** 実施事項 **
1 > 対象テキスト中の「博士に進むつもりは一切なく、ちゃんと卒業できれば来年から働く予定です。」を英語に翻訳してください。
2 > 対象テキストで研究室生活のフェーズとして名前が挙げられている課程を、表記どおりにすべて列挙してください。
3 > 対象テキストの「博士に進むつもりは一切なく、ちゃんと卒業できれば来年から働く予定です。」から「葉の真の意味を理解しました。」までの範囲を、「金融業界」を「IT業界」に置換して書き出してください。

** 対象テキスト **
>>>

タイトルにもありますが、大学の研究室の話です。
「研究室は刑務所」ってタイトルを見て、この記事を開いてくれた人は、今まさに研究室で苦しんでる人たちでしょうか?
それとも将来的に研究室に配属される予定の人達ですかね?

自分としては読んでくれるだけで嬉しいのですが、大学生だけでなく、これから理系進学を選ぼうとしている高校生子供の進路選択に悩んでいる保護者の方にも読んでほしいと思ってます。

研究室生活といっても、学士過程、修士課程、博士課程、、、etcと色々なフェーズがあるんですけど、今回は学士過程の話をします。(学士過程ってのはまあ普通の大学生をイメージしていただければ問題ないです)


自己紹介、自分の状況

現在、自分は工学系の大学院に所属している修士2年(M2っていいます)の学生です。
修士とか博士とかがなにかよくわからない人は、大学6年生みたいなものだと思ってもらえばいいです。

自分の大学では大学4年(B4っていいます)から研究室に配属されるため、研究室生活は3年目になりますね。
なので、研究室生活3年分の経験を語ることができます。

博士に進むつもりは一切なく、ちゃんと卒業できれば来年から働く予定です。
ちなみに自分はメーカーではなく、金融業界の会社に入る予定ですね。工学系の中ではかなり珍しいと思います。(どうしてそういう仕事を選んだかも下記で触れます)

嫌だったこと

ここからは学部4年生時代に絞って、自分が研究室で経験したことをかなりネガティブな視点で語っていきます。
今までは結構丁寧な言葉遣いでしたが、もしかしたら汚い言葉を使うかもしれないので注意してください。


① 「君のことを学生ではなく、研究員(社会人)扱いします」

自分が研究室に入って初っ端に言われた言葉がこれです。
この言葉、一見そこまで違和感はないでしょう。自分も後になってこの言葉の真の意味を理解しました。

それは君=無給の労働力って意味ですよ。

学生はなぜだか研究室に貢献することを求められました。
ちゃんとした指導なんてほぼありません。まあ研究室によるでしょうが。
この段階で皆さんに気づいてほしいのが、研究室に入ったところで何かを学べるわけではないです。

大学4年は研究室に入らないと卒業できないので仕方ないですが、無理して大学院に行ったところでほぼ意味がない訳です。だって何も身につかないから。(別に院卒なんて日本じゃほぼ無価値だしね)

<<<

** データセット **
>>>

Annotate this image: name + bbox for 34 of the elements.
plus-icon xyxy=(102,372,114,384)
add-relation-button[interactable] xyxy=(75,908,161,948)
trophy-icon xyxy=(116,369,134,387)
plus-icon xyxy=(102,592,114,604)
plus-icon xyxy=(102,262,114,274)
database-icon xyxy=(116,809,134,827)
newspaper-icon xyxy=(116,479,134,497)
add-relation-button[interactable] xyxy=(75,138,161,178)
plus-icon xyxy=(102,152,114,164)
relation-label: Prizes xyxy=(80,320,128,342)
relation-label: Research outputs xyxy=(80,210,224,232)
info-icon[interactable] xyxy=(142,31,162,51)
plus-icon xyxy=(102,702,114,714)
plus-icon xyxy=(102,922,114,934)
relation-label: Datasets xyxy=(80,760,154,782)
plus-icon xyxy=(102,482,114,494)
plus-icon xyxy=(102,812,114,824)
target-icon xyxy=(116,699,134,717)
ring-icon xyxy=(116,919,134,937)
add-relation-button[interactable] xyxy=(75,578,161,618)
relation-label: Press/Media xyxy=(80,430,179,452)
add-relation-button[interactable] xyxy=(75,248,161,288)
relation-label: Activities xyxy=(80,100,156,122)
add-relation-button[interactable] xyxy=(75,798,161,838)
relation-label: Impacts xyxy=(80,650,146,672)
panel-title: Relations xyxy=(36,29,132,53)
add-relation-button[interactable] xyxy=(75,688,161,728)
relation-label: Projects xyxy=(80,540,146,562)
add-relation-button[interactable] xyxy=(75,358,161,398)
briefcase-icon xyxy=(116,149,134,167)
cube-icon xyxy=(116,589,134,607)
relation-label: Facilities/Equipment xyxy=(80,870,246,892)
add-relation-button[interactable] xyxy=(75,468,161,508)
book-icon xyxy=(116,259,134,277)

<<<

** 解答一覧 **
1 > I have no intention whatsoever of going on to a doctorate, and if I graduate properly, I plan to start working next year.

2 > 学士過程、修士課程、博士課程

3 >
博士に進むつもりは一切なく、ちゃんと卒業できれば来年から働く予定です。
ちなみに自分はメーカーではなく、IT業界の会社に入る予定ですね。工学系の中ではかなり珍しいと思います。(どうしてそういう仕事を選んだかも下記で触れます)

嫌だったこと

ここからは学部4年生時代に絞って、自分が研究室で経験したことをかなりネガティブな視点で語っていきます。
今までは結構丁寧な言葉遣いでしたが、もしかしたら汚い言葉を使うかもしれないので注意してください。


① 「君のことを学生ではなく、研究員(社会人)扱いします」

自分が研究室に入って初っ端に言われた言葉がこれです。
この言葉、一見そこまで違和感はないでしょう。自分も後になってこの言葉の真の意味を理解しました。